## Dataset
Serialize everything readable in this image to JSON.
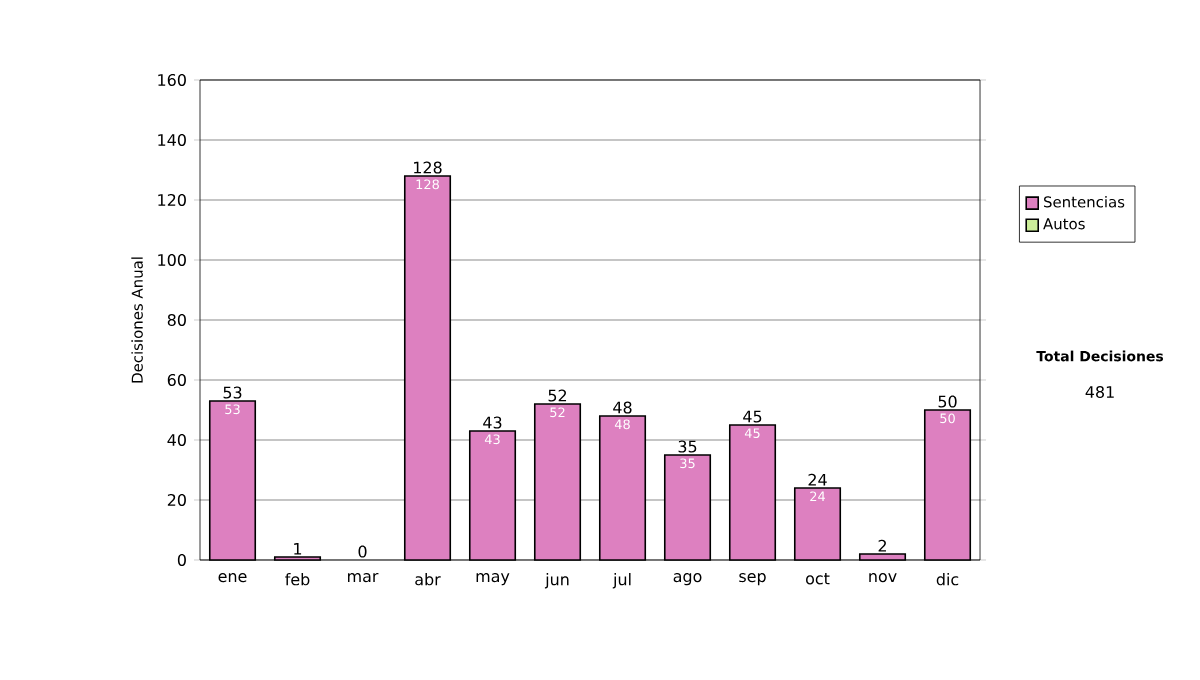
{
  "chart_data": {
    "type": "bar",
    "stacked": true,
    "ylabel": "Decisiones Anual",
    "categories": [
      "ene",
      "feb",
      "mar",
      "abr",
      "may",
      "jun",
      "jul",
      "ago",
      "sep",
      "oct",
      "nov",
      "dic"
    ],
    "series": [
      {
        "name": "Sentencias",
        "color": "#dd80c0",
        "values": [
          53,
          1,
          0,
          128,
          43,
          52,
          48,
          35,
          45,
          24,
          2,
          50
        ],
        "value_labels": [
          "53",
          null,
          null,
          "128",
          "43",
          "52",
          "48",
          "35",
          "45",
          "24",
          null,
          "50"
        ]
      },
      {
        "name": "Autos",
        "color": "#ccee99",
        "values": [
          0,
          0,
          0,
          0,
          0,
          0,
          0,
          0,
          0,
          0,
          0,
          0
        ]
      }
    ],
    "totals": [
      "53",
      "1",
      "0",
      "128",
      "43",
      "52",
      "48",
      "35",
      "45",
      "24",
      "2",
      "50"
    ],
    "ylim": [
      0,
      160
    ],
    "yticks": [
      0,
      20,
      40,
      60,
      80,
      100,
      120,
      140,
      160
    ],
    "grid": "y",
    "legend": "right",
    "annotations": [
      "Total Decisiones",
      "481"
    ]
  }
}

## Directions for this task
Extract every line of the data exactly; pictures stay out.

## Exercise solution
Serialize everything readable in this image to JSON.
{
  "chart_data": {
    "type": "bar",
    "stacked": true,
    "ylabel": "Decisiones Anual",
    "categories": [
      "ene",
      "feb",
      "mar",
      "abr",
      "may",
      "jun",
      "jul",
      "ago",
      "sep",
      "oct",
      "nov",
      "dic"
    ],
    "series": [
      {
        "name": "Sentencias",
        "color": "#dd80c0",
        "values": [
          53,
          1,
          0,
          128,
          43,
          52,
          48,
          35,
          45,
          24,
          2,
          50
        ],
        "value_labels": [
          "53",
          null,
          null,
          "128",
          "43",
          "52",
          "48",
          "35",
          "45",
          "24",
          null,
          "50"
        ]
      },
      {
        "name": "Autos",
        "color": "#ccee99",
        "values": [
          0,
          0,
          0,
          0,
          0,
          0,
          0,
          0,
          0,
          0,
          0,
          0
        ]
      }
    ],
    "totals": [
      "53",
      "1",
      "0",
      "128",
      "43",
      "52",
      "48",
      "35",
      "45",
      "24",
      "2",
      "50"
    ],
    "ylim": [
      0,
      160
    ],
    "yticks": [
      0,
      20,
      40,
      60,
      80,
      100,
      120,
      140,
      160
    ],
    "grid": "y",
    "legend": "right",
    "annotations": [
      "Total Decisiones",
      "481"
    ]
  }
}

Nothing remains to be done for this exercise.